PROVIDED INFORMATION —
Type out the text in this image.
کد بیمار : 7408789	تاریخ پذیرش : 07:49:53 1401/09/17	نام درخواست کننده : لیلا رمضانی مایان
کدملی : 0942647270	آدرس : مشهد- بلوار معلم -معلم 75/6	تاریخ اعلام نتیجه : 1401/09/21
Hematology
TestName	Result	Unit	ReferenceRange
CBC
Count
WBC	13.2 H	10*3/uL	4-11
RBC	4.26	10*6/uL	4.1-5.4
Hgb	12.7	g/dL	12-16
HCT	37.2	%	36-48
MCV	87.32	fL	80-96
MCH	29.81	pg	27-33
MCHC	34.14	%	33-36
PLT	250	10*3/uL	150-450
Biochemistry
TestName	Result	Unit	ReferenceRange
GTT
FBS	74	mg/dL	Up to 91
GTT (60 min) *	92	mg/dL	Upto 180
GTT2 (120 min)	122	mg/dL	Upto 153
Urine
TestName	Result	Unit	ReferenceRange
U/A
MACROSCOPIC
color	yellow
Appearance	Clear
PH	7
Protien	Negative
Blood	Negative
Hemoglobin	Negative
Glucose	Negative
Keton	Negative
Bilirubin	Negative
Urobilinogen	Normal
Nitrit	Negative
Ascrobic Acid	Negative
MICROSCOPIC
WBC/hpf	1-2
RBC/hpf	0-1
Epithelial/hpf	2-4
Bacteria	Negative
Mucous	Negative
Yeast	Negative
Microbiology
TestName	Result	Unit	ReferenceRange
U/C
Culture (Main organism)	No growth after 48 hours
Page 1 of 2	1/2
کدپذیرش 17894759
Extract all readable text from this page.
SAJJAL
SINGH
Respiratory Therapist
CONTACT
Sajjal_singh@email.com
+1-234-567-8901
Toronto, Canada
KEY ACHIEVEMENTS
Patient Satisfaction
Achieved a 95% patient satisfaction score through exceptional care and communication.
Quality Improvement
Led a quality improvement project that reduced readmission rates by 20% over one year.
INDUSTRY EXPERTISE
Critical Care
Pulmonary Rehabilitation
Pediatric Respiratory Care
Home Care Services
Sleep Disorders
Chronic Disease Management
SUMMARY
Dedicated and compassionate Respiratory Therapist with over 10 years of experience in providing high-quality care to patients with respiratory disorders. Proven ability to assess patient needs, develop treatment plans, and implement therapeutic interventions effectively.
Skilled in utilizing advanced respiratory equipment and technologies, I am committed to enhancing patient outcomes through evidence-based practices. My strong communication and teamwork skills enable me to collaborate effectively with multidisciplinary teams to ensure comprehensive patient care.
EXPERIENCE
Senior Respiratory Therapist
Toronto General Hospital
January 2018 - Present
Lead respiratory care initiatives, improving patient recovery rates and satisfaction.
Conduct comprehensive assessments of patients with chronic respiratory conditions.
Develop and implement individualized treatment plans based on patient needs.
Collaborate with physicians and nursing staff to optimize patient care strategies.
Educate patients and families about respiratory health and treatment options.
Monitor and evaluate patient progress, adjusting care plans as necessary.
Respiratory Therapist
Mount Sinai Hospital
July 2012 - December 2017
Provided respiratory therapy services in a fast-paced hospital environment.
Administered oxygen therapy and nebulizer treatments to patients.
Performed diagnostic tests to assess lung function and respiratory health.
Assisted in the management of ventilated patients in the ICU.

* * *

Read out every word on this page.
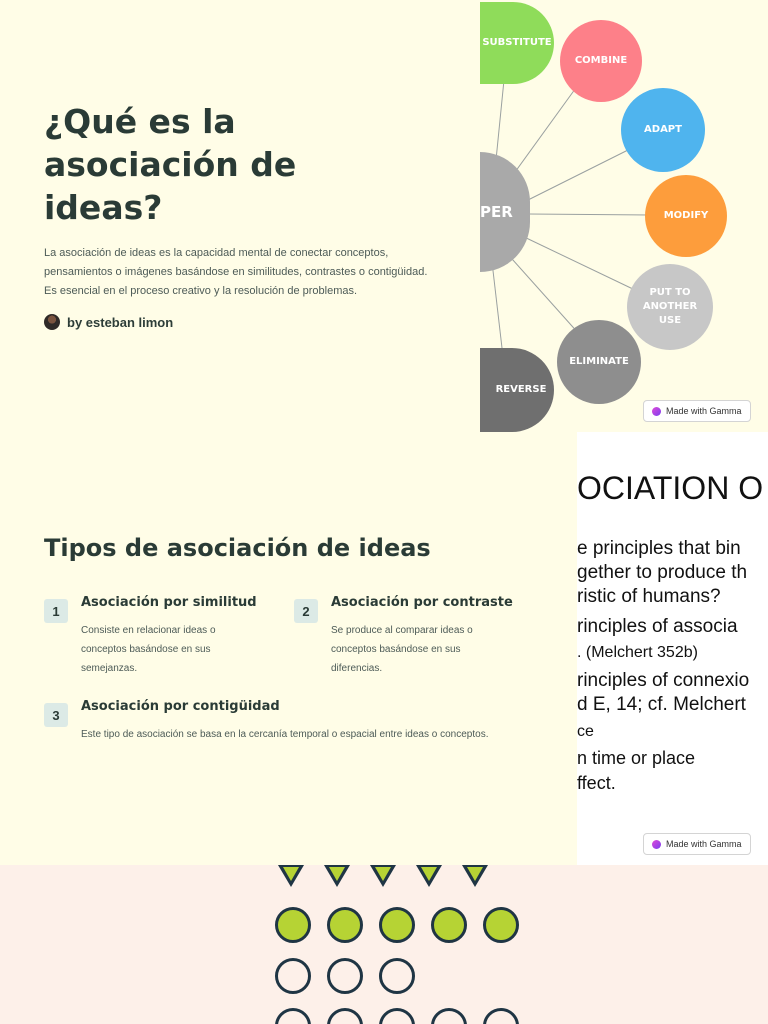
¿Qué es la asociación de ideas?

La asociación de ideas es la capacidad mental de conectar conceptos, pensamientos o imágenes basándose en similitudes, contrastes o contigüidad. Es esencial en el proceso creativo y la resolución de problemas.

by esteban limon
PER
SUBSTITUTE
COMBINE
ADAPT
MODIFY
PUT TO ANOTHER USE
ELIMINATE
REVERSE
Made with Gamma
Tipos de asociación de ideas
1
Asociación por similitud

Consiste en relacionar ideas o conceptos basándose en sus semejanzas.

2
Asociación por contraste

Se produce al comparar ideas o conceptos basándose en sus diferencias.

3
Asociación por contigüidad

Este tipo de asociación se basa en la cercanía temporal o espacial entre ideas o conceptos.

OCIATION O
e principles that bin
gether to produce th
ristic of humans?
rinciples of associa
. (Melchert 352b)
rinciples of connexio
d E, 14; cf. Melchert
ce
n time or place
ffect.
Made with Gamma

...

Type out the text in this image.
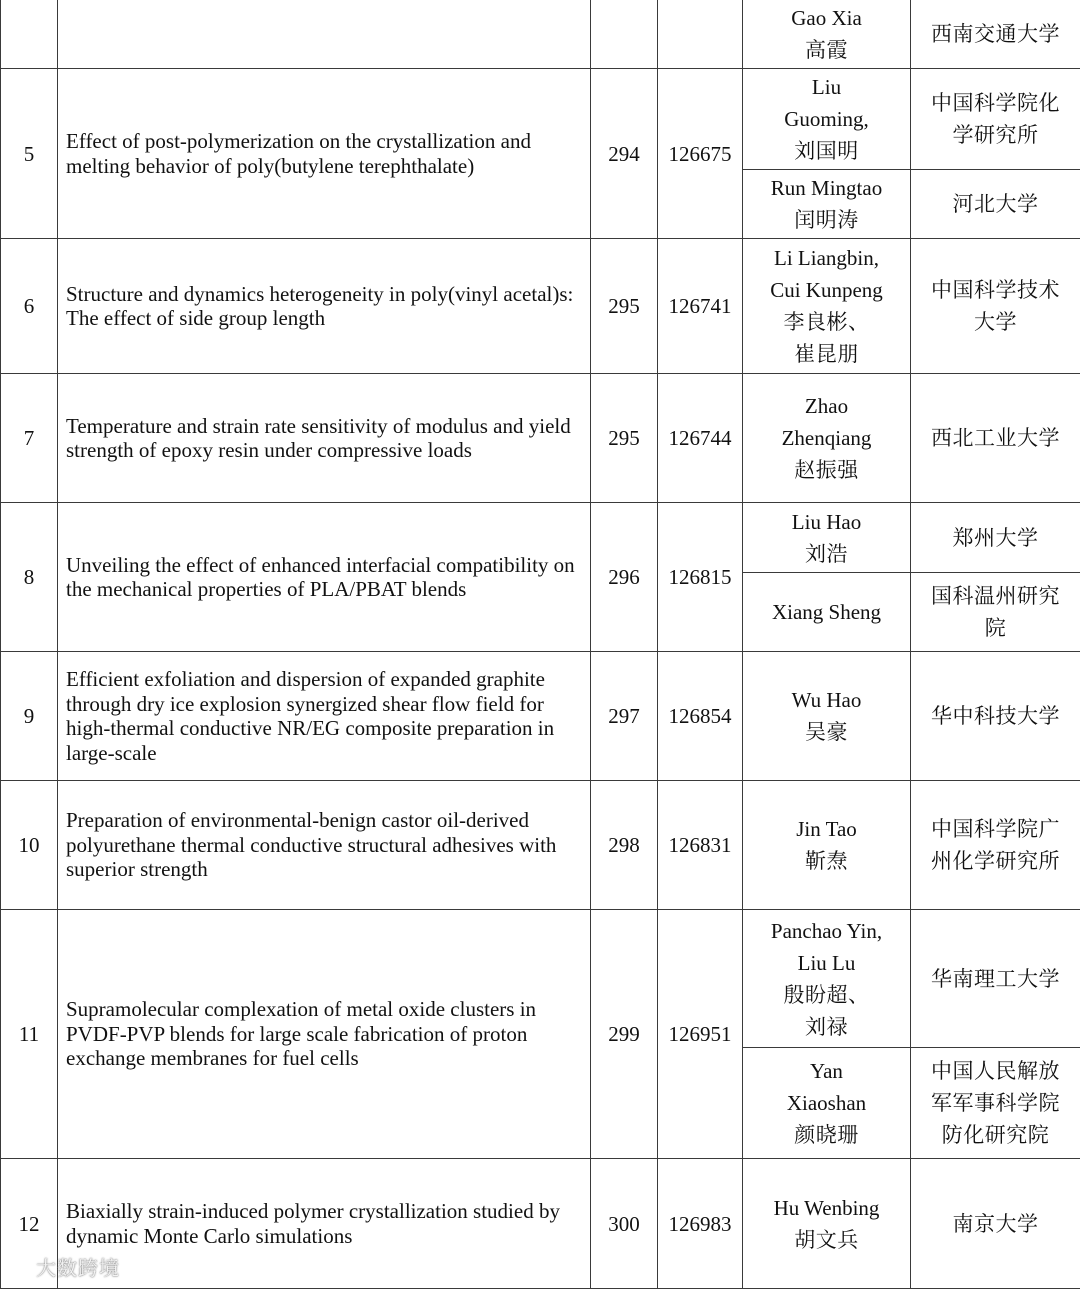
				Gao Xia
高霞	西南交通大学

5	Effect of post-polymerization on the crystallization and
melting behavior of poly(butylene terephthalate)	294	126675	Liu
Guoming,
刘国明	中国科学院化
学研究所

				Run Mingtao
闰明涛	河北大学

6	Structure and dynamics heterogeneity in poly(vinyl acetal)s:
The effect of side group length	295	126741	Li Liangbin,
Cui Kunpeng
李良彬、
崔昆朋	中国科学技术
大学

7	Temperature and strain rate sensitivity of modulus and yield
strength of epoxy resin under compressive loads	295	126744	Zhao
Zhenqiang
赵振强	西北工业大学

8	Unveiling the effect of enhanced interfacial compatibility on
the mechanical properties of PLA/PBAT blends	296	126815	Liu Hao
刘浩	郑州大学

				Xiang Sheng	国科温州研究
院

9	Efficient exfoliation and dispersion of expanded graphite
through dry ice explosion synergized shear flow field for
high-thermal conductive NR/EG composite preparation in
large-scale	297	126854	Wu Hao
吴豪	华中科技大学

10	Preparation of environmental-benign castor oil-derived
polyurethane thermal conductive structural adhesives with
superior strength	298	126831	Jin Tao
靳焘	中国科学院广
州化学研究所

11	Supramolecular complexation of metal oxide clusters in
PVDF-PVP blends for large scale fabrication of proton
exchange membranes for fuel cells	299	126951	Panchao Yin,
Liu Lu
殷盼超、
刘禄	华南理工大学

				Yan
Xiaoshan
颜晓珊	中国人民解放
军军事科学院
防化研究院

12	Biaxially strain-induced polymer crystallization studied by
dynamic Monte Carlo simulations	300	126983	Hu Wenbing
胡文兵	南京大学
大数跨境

PROBLEM REQUIREMENTS — Work out how many lines in the data contain "plans" and state that number with nothing added.

SOLUTION TO THIS EXERCISE — 3